Listed entries:
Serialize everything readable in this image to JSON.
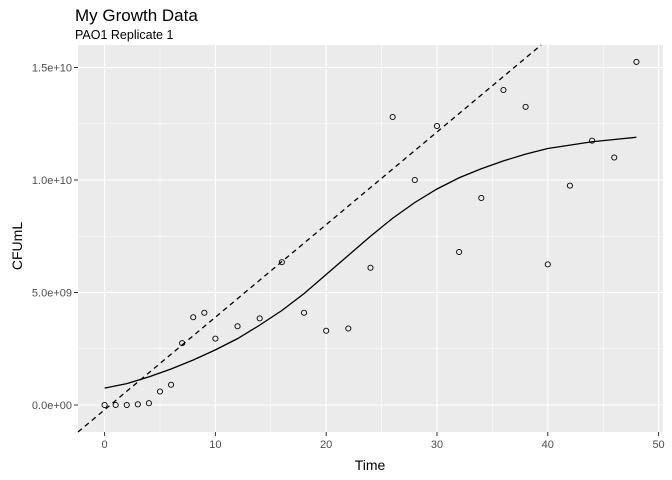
{
  "chart_data": {
    "type": "scatter",
    "title": "My Growth Data",
    "subtitle": "PAO1 Replicate 1",
    "xlabel": "Time",
    "ylabel": "CFUmL",
    "xlim": [
      -2.4,
      50.4
    ],
    "ylim": [
      -1200000000.0,
      16000000000.0
    ],
    "x_ticks": [
      0,
      10,
      20,
      30,
      40,
      50
    ],
    "x_tick_labels": [
      "0",
      "10",
      "20",
      "30",
      "40",
      "50"
    ],
    "y_ticks": [
      0,
      5000000000.0,
      10000000000.0,
      15000000000.0
    ],
    "y_tick_labels": [
      "0.0e+00",
      "5.0e+09",
      "1.0e+10",
      "1.5e+10"
    ],
    "grid": true,
    "legend": "none",
    "points": {
      "x": [
        0,
        1,
        2,
        3,
        4,
        5,
        6,
        7,
        8,
        9,
        10,
        12,
        14,
        16,
        18,
        20,
        22,
        24,
        26,
        28,
        30,
        32,
        34,
        36,
        38,
        40,
        42,
        44,
        46,
        48
      ],
      "y": [
        0,
        0,
        0,
        30000000.0,
        80000000.0,
        600000000.0,
        900000000.0,
        2750000000.0,
        3900000000.0,
        4100000000.0,
        2950000000.0,
        3500000000.0,
        3850000000.0,
        6350000000.0,
        4100000000.0,
        3300000000.0,
        3400000000.0,
        6100000000.0,
        12800000000.0,
        10000000000.0,
        12400000000.0,
        6800000000.0,
        9200000000.0,
        14000000000.0,
        13250000000.0,
        6250000000.0,
        9750000000.0,
        11750000000.0,
        11000000000.0,
        15250000000.0
      ]
    },
    "fit_curve": {
      "x": [
        0,
        2,
        4,
        6,
        8,
        10,
        12,
        14,
        16,
        18,
        20,
        22,
        24,
        26,
        28,
        30,
        32,
        34,
        36,
        38,
        40,
        42,
        44,
        46,
        48
      ],
      "y": [
        750000000.0,
        950000000.0,
        1250000000.0,
        1600000000.0,
        2000000000.0,
        2450000000.0,
        2950000000.0,
        3550000000.0,
        4200000000.0,
        4950000000.0,
        5800000000.0,
        6650000000.0,
        7500000000.0,
        8300000000.0,
        9000000000.0,
        9600000000.0,
        10100000000.0,
        10500000000.0,
        10850000000.0,
        11150000000.0,
        11400000000.0,
        11550000000.0,
        11700000000.0,
        11800000000.0,
        11900000000.0
      ]
    },
    "tangent_line": {
      "x": [
        -2.4,
        39.4
      ],
      "y": [
        -1200000000.0,
        16000000000.0
      ]
    },
    "colors": {
      "panel": "#ebebeb",
      "grid": "#ffffff",
      "points": "#000000",
      "lines": "#000000",
      "tick_labels": "#4d4d4d"
    }
  }
}
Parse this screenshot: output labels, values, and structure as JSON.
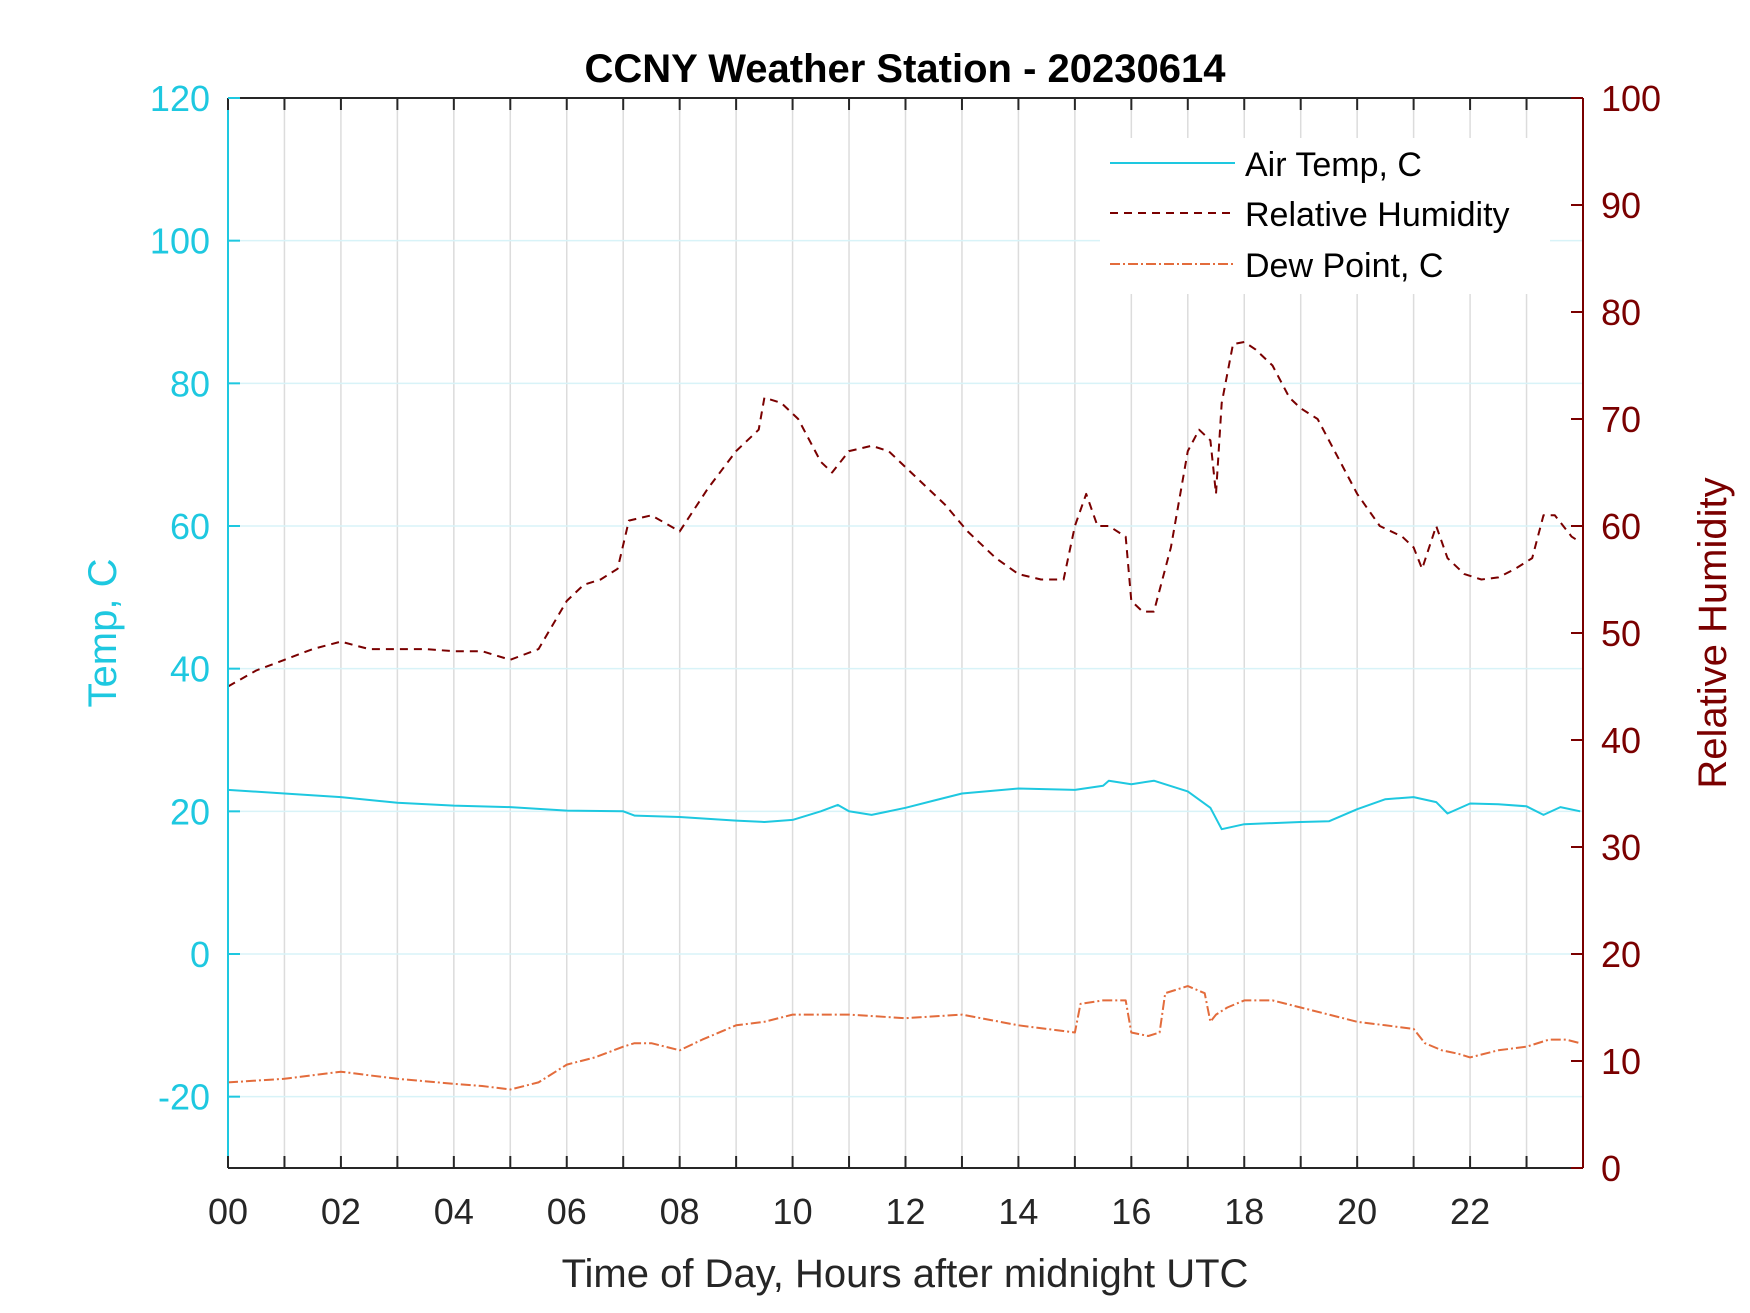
{
  "chart_data": {
    "type": "line",
    "title": "CCNY Weather Station - 20230614",
    "xlabel": "Time of Day, Hours after midnight UTC",
    "ylabel_left": "Temp, C",
    "ylabel_right": "Relative Humidity",
    "xlim": [
      0,
      24
    ],
    "ylim_left": [
      -30,
      120
    ],
    "ylim_right": [
      0,
      100
    ],
    "x_tick_values": [
      0,
      2,
      4,
      6,
      8,
      10,
      12,
      14,
      16,
      18,
      20,
      22
    ],
    "x_tick_labels": [
      "00",
      "02",
      "04",
      "06",
      "08",
      "10",
      "12",
      "14",
      "16",
      "18",
      "20",
      "22"
    ],
    "y_left_tick_values": [
      -20,
      0,
      20,
      40,
      60,
      80,
      100,
      120
    ],
    "y_left_tick_labels": [
      "-20",
      "0",
      "20",
      "40",
      "60",
      "80",
      "100",
      "120"
    ],
    "y_right_tick_values": [
      0,
      10,
      20,
      30,
      40,
      50,
      60,
      70,
      80,
      90,
      100
    ],
    "y_right_tick_labels": [
      "0",
      "10",
      "20",
      "30",
      "40",
      "50",
      "60",
      "70",
      "80",
      "90",
      "100"
    ],
    "grid": true,
    "legend_position": "top-right",
    "series": [
      {
        "name": "Air Temp, C",
        "axis": "left",
        "color": "#1ec8e0",
        "style": "solid",
        "x": [
          0,
          1,
          2,
          3,
          4,
          5,
          6,
          7,
          7.2,
          8,
          9,
          9.5,
          10,
          10.5,
          10.8,
          11,
          11.4,
          12,
          12.5,
          13,
          14,
          15,
          15.5,
          15.6,
          16,
          16.4,
          17,
          17.4,
          17.6,
          18,
          19,
          19.5,
          20,
          20.5,
          21,
          21.4,
          21.6,
          22,
          22.5,
          23,
          23.3,
          23.6,
          23.95
        ],
        "y": [
          23,
          22.5,
          22,
          21.2,
          20.8,
          20.6,
          20.1,
          20,
          19.4,
          19.2,
          18.7,
          18.5,
          18.8,
          20,
          20.9,
          20,
          19.5,
          20.5,
          21.5,
          22.5,
          23.2,
          23,
          23.6,
          24.3,
          23.8,
          24.3,
          22.8,
          20.5,
          17.5,
          18.2,
          18.5,
          18.6,
          20.3,
          21.7,
          22,
          21.3,
          19.7,
          21.1,
          21,
          20.7,
          19.5,
          20.6,
          20
        ]
      },
      {
        "name": "Relative Humidity",
        "axis": "right",
        "color": "#7a0000",
        "style": "dashed",
        "x": [
          0,
          0.5,
          1,
          1.5,
          2,
          2.5,
          3,
          3.5,
          4,
          4.5,
          5,
          5.5,
          6,
          6.3,
          6.6,
          6.9,
          7.1,
          7.5,
          8,
          8.5,
          9,
          9.4,
          9.5,
          9.8,
          10.1,
          10.5,
          10.7,
          11,
          11.4,
          11.7,
          12.2,
          12.7,
          13.1,
          13.6,
          14,
          14.4,
          14.8,
          15,
          15.2,
          15.4,
          15.6,
          15.9,
          16,
          16.2,
          16.4,
          16.7,
          17,
          17.2,
          17.4,
          17.5,
          17.6,
          17.8,
          18,
          18.2,
          18.5,
          18.8,
          19,
          19.3,
          19.6,
          20,
          20.4,
          20.8,
          21,
          21.15,
          21.4,
          21.6,
          21.9,
          22.2,
          22.5,
          22.8,
          23.1,
          23.3,
          23.5,
          23.8,
          23.95
        ],
        "y": [
          45,
          46.5,
          47.5,
          48.5,
          49.2,
          48.5,
          48.5,
          48.5,
          48.3,
          48.3,
          47.5,
          48.5,
          53,
          54.5,
          55,
          56,
          60.5,
          61,
          59.5,
          63.5,
          67,
          69,
          72,
          71.5,
          70,
          66,
          65,
          67,
          67.5,
          67,
          64.5,
          62,
          59.5,
          57,
          55.5,
          55,
          55,
          60,
          63,
          60,
          60,
          59,
          53,
          52,
          52,
          58,
          67,
          69,
          68,
          63,
          71.5,
          77,
          77.2,
          76.5,
          75,
          72,
          71,
          70,
          67,
          63,
          60,
          59,
          58,
          56,
          60,
          57,
          55.5,
          55,
          55.2,
          56,
          57,
          61,
          61,
          59,
          58.5
        ]
      },
      {
        "name": "Dew Point, C",
        "axis": "left",
        "color": "#e36c3c",
        "style": "dashdot",
        "x": [
          0,
          1,
          2,
          2.5,
          3,
          4,
          4.5,
          5,
          5.5,
          6,
          6.5,
          7,
          7.2,
          7.5,
          8,
          8.4,
          9,
          9.5,
          10,
          11,
          12,
          13,
          14,
          14.5,
          15,
          15.1,
          15.5,
          15.9,
          16,
          16.3,
          16.5,
          16.6,
          17,
          17.3,
          17.4,
          17.5,
          17.7,
          18,
          18.5,
          19,
          19.5,
          20,
          20.5,
          21,
          21.2,
          21.5,
          21.8,
          22,
          22.5,
          23,
          23.4,
          23.7,
          23.95
        ],
        "y": [
          -18,
          -17.5,
          -16.5,
          -17,
          -17.5,
          -18.2,
          -18.5,
          -19,
          -18,
          -15.5,
          -14.5,
          -13,
          -12.5,
          -12.5,
          -13.5,
          -12,
          -10,
          -9.5,
          -8.5,
          -8.5,
          -9,
          -8.5,
          -10,
          -10.5,
          -11,
          -7,
          -6.5,
          -6.5,
          -11,
          -11.5,
          -11,
          -5.5,
          -4.5,
          -5.5,
          -9.5,
          -8.5,
          -7.5,
          -6.5,
          -6.5,
          -7.5,
          -8.5,
          -9.5,
          -10,
          -10.5,
          -12.5,
          -13.5,
          -14,
          -14.5,
          -13.5,
          -13,
          -12,
          -12,
          -12.5
        ]
      }
    ]
  }
}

Requirements: Where a line holds "style", copy that line.

Task solution:
        "style": "solid",
        "style": "dashed",
        "style": "dashdot",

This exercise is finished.